• [WHAT THE TASK ASKS]
Write the number of lines holding the word "Reindeer", and nothing else.

(Stored data)
:::::
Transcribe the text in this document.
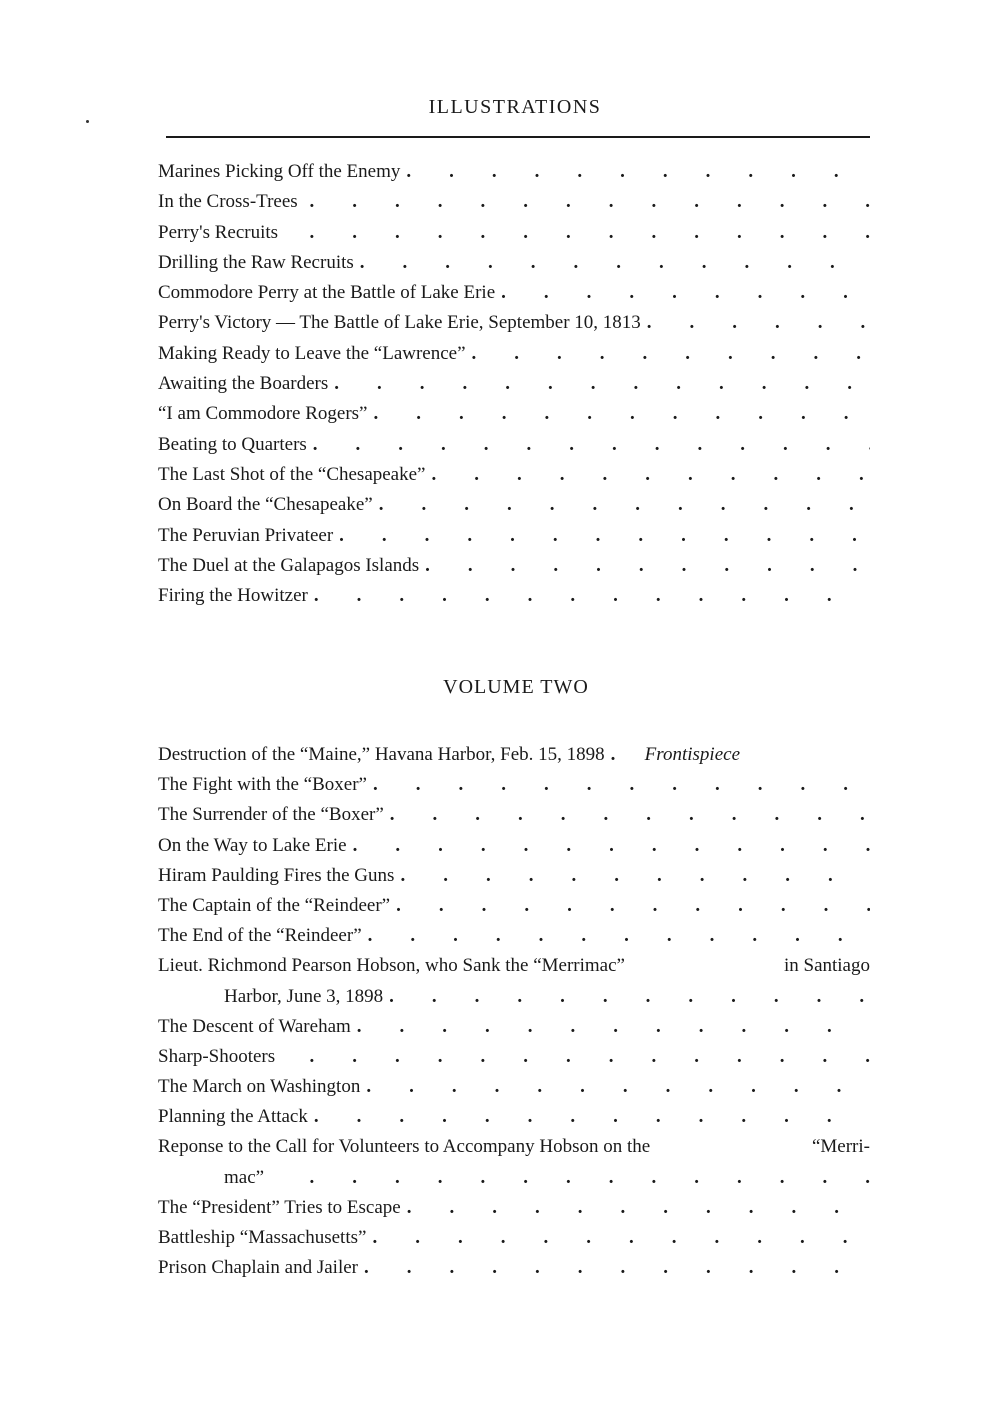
ILLUSTRATIONS
Marines Picking Off the Enemy
.  . 
In the Cross-Trees
.  . 
Perry's Recruits
.  . 
Drilling the Raw Recruits
.  . 
Commodore Perry at the Battle of Lake Erie
.  . 
Perry's Victory — The Battle of Lake Erie, September 10, 1813
.  . 
Making Ready to Leave the “Lawrence”
.  . 
Awaiting the Boarders
.  . 
“I am Commodore Rogers”
.  . 
Beating to Quarters
.  . 
The Last Shot of the “Chesapeake”
.  . 
On Board the “Chesapeake”
.  . 
The Peruvian Privateer
.  . 
The Duel at the Galapagos Islands
.  . 
Firing the Howitzer
.  . 
VOLUME TWO
Destruction of the “Maine,” Havana Harbor, Feb. 15, 1898
.  .  Frontispiece
The Fight with the “Boxer”
.  . 
The Surrender of the “Boxer”
.  . 
On the Way to Lake Erie
.  . 
Hiram Paulding Fires the Guns
.  . 
The Captain of the “Reindeer”
.  . 
The End of the “Reindeer”
.  . 
Lieut. Richmond Pearson Hobson, who Sank the “Merrimac”	in Santiago
Harbor, June 3, 1898
.  . 
The Descent of Wareham
.  . 
Sharp-Shooters
.  . 
The March on Washington
.  . 
Planning the Attack
.  . 
Reponse to the Call for Volunteers to Accompany Hobson on the	“Merri-
mac”
.  . 
The “President” Tries to Escape
.  . 
Battleship “Massachusetts”
.  . 
Prison Chaplain and Jailer
.  . 
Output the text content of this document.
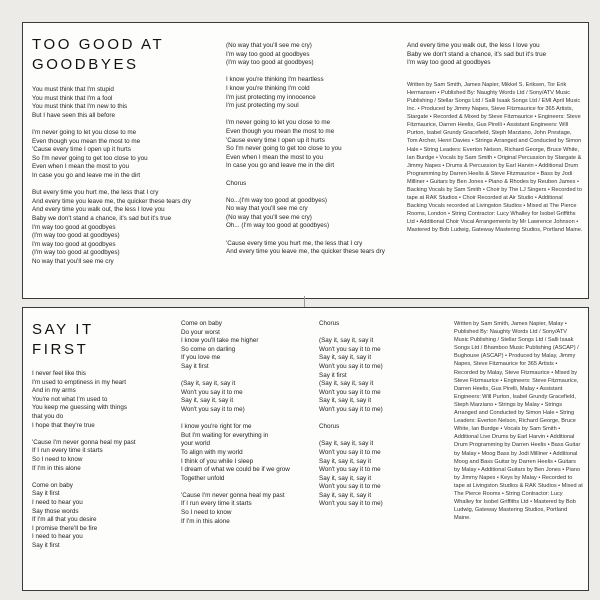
TOO GOOD AT
GOODBYES
You must think that I'm stupid
You must think that I'm a fool
You must think that I'm new to this
But I have seen this all before

I'm never going to let you close to me
Even though you mean the most to me
'Cause every time I open up it hurts
So I'm never going to get too close to you
Even when I mean the most to you
In case you go and leave me in the dirt

But every time you hurt me, the less that I cry
And every time you leave me, the quicker these tears dry
And every time you walk out, the less I love you
Baby we don't stand a chance, it's sad but it's true
I'm way too good at goodbyes
(I'm way too good at goodbyes)
I'm way too good at goodbyes
(I'm way too good at goodbyes)
No way that you'll see me cry
(No way that you'll see me cry)
I'm way too good at goodbyes
(I'm way too good at goodbyes)

I know you're thinking I'm heartless
I know you're thinking I'm cold
I'm just protecting my innocence
I'm just protecting my soul

I'm never going to let you close to me
Even though you mean the most to me
'Cause every time I open up it hurts
So I'm never going to get too close to you
Even when I mean the most to you
In case you go and leave me in the dirt

Chorus

No...(I'm way too good at goodbyes)
No way that you'll see me cry
(No way that you'll see me cry)
Oh... (I'm way too good at goodbyes)

'Cause every time you hurt me, the less that I cry
And every time you leave me, the quicker these tears dry
And every time you walk out, the less I love you
Baby we don't stand a chance, it's sad but it's true
I'm way too good at goodbyes
Written by Sam Smith, James Napier, Mikkel S. Eriksen, Tor Erik Hermansen • Published By: Naughty Words Ltd / Sony/ATV Music Publishing / Stellar Songs Ltd / Salli Isaak Songs Ltd / EMI April Music Inc. • Produced by Jimmy Napes, Steve Fitzmaurice for 365 Artists, Stargate • Recorded & Mixed by Steve Fitzmaurice • Engineers: Steve Fitzmaurice, Darren Heelis, Gus Pirelli • Assistant Engineers: Will Purton, Isabel Grundy Gracefield, Steph Marziano, John Prestage, Tom Archer, Henri Davies • Strings Arranged and Conducted by Simon Hale • String Leaders: Everton Nelson, Richard George, Bruce White, Ian Burdge • Vocals by Sam Smith • Original Percussion by Stargate & Jimmy Napes • Drums & Percussion by Earl Harvin • Additional Drum Programming by Darren Heelis & Steve Fitzmaurice • Bass by Jodi Milliner • Guitars by Ben Jones • Piano & Rhodes by Reuben James • Backing Vocals by Sam Smith • Choir by The LJ Singers • Recorded to tape at RAK Studios • Choir Recorded at Air Studio • Additional Backing Vocals recorded at Livingston Studios • Mixed at The Pierce Rooms, London • String Contractor: Lucy Whalley for Isobel Griffiths Ltd • Additional Choir Vocal Arrangements by Mr Lawrence Johnson • Mastered by Bob Ludwig, Gateway Mastering Studios, Portland Maine.
SAY IT
FIRST
I never feel like this
I'm used to emptiness in my heart
And in my arms
You're not what I'm used to
You keep me guessing with things
that you do
I hope that they're true

'Cause I'm never gonna heal my past
If I run every time it starts
So I need to know
If I'm in this alone

Come on baby
Say it first
I need to hear you
Say those words
If I'm all that you desire
I promise there'll be fire
I need to hear you
Say it first
Come on baby
Do your worst
I know you'll take me higher
So come on darling
If you love me
Say it first

(Say it, say it, say it
Won't you say it to me
Say it, say it, say it
Won't you say it to me)

I know you're right for me
But I'm waiting for everything in
your world
To align with my world
I think of you while I sleep
I dream of what we could be if we grow
Together unfold

'Cause I'm never gonna heal my past
If I run every time it starts
So I need to know
If I'm in this alone
Chorus

(Say it, say it, say it
Won't you say it to me
Say it, say it, say it
Won't you say it to me)
Say it first
(Say it, say it, say it
Won't you say it to me
Say it, say it, say it
Won't you say it to me)

Chorus

(Say it, say it, say it
Won't you say it to me
Say it, say it, say it
Won't you say it to me
Say it, say it, say it
Won't you say it to me
Say it, say it, say it
Won't you say it to me)
Written by Sam Smith, James Napier, Malay • Published By: Naughty Words Ltd / Sony/ATV Music Publishing / Stellar Songs Ltd / Salli Isaak Songs Ltd / Bhamboo Music Publishing (ASCAP) / Bughouse (ASCAP) • Produced by Malay, Jimmy Napes, Steve Fitzmaurice for 365 Artists • Recorded by Malay, Steve Fitzmaurice • Mixed by Steve Fitzmaurice • Engineers: Steve Fitzmaurice, Darren Heelis, Gus Pirelli, Malay • Assistant Engineers: Will Purton, Isabel Grundy Gracefield, Steph Marziano • Strings by Malay • Strings Arranged and Conducted by Simon Hale • String Leaders: Everton Nelson, Richard George, Bruce White, Ian Burdge • Vocals by Sam Smith • Additional Live Drums by Earl Harvin • Additional Drum Programming by Darren Heelis • Bass Guitar by Malay • Moog Bass by Jodi Milliner • Additional Moog and Bass Guitar by Darren Heelis • Guitars by Malay • Additional Guitars by Ben Jones • Piano by Jimmy Napes • Keys by Malay • Recorded to tape at Livingston Studios & RAK Studios • Mixed at The Pierce Rooms • String Contractor: Lucy Whalley for Isobel Griffiths Ltd • Mastered by Bob Ludwig, Gateway Mastering Studios, Portland Maine.
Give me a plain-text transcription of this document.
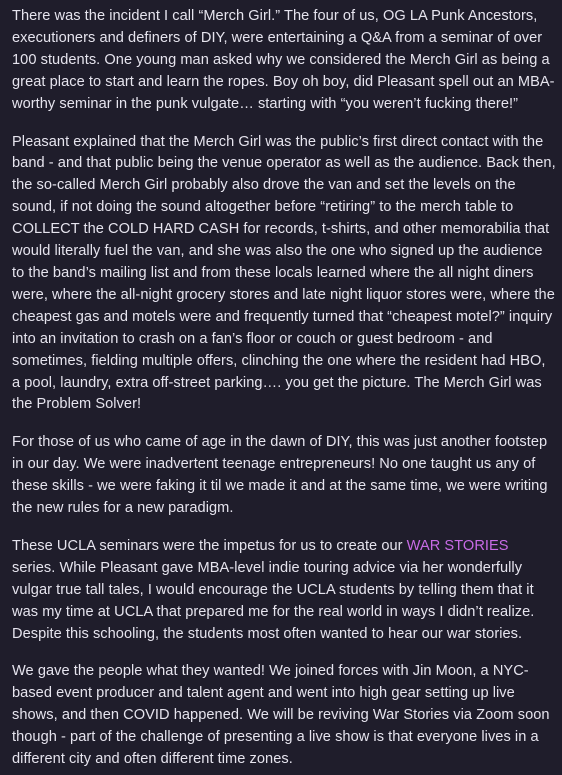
There was the incident I call “Merch Girl.” The four of us, OG LA Punk Ancestors, executioners and definers of DIY, were entertaining a Q&A from a seminar of over 100 students. One young man asked why we considered the Merch Girl as being a great place to start and learn the ropes. Boy oh boy, did Pleasant spell out an MBA-worthy seminar in the punk vulgate… starting with “you weren’t fucking there!”

Pleasant explained that the Merch Girl was the public’s first direct contact with the band - and that public being the venue operator as well as the audience. Back then, the so-called Merch Girl probably also drove the van and set the levels on the sound, if not doing the sound altogether before “retiring” to the merch table to COLLECT the COLD HARD CASH for records, t-shirts, and other memorabilia that would literally fuel the van, and she was also the one who signed up the audience to the band’s mailing list and from these locals learned where the all night diners were, where the all-night grocery stores and late night liquor stores were, where the cheapest gas and motels were and frequently turned that “cheapest motel?” inquiry into an invitation to crash on a fan’s floor or couch or guest bedroom - and sometimes, fielding multiple offers, clinching the one where the resident had HBO, a pool, laundry, extra off-street parking…. you get the picture. The Merch Girl was the Problem Solver!

For those of us who came of age in the dawn of DIY, this was just another footstep in our day. We were inadvertent teenage entrepreneurs! No one taught us any of these skills - we were faking it til we made it and at the same time, we were writing the new rules for a new paradigm.

These UCLA seminars were the impetus for us to create our WAR STORIES series. While Pleasant gave MBA-level indie touring advice via her wonderfully vulgar true tall tales, I would encourage the UCLA students by telling them that it was my time at UCLA that prepared me for the real world in ways I didn’t realize. Despite this schooling, the students most often wanted to hear our war stories.

We gave the people what they wanted! We joined forces with Jin Moon, a NYC-based event producer and talent agent and went into high gear setting up live shows, and then COVID happened. We will be reviving War Stories via Zoom soon though - part of the challenge of presenting a live show is that everyone lives in a different city and often different time zones.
:::::
• [EXERCISE RESULT]
2